Given problem: Where a line in the listing below contains the word "succo", copy that line.
[START]
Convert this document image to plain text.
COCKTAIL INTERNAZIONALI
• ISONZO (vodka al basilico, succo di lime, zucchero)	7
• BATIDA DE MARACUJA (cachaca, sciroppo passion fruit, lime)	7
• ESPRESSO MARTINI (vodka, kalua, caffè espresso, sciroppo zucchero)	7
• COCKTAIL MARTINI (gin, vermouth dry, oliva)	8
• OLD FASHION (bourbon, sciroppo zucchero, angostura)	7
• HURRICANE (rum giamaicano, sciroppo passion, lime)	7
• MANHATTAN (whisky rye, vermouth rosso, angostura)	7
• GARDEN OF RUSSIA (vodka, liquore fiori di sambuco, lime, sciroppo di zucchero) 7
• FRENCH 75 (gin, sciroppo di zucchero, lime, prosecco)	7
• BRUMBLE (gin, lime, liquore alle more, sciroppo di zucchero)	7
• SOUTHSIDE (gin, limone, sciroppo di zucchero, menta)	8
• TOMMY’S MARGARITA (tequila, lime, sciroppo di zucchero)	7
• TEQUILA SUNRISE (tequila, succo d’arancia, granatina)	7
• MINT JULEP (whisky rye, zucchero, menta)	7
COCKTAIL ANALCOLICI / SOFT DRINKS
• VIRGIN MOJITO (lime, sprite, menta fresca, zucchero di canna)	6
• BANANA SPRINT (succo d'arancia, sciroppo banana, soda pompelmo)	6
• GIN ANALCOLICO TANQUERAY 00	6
[END]
Exercise response:
• ISONZO (vodka al basilico, succo di lime, zucchero)	7
• TEQUILA SUNRISE (tequila, succo d’arancia, granatina)	7
• BANANA SPRINT (succo d'arancia, sciroppo banana, soda pompelmo)	6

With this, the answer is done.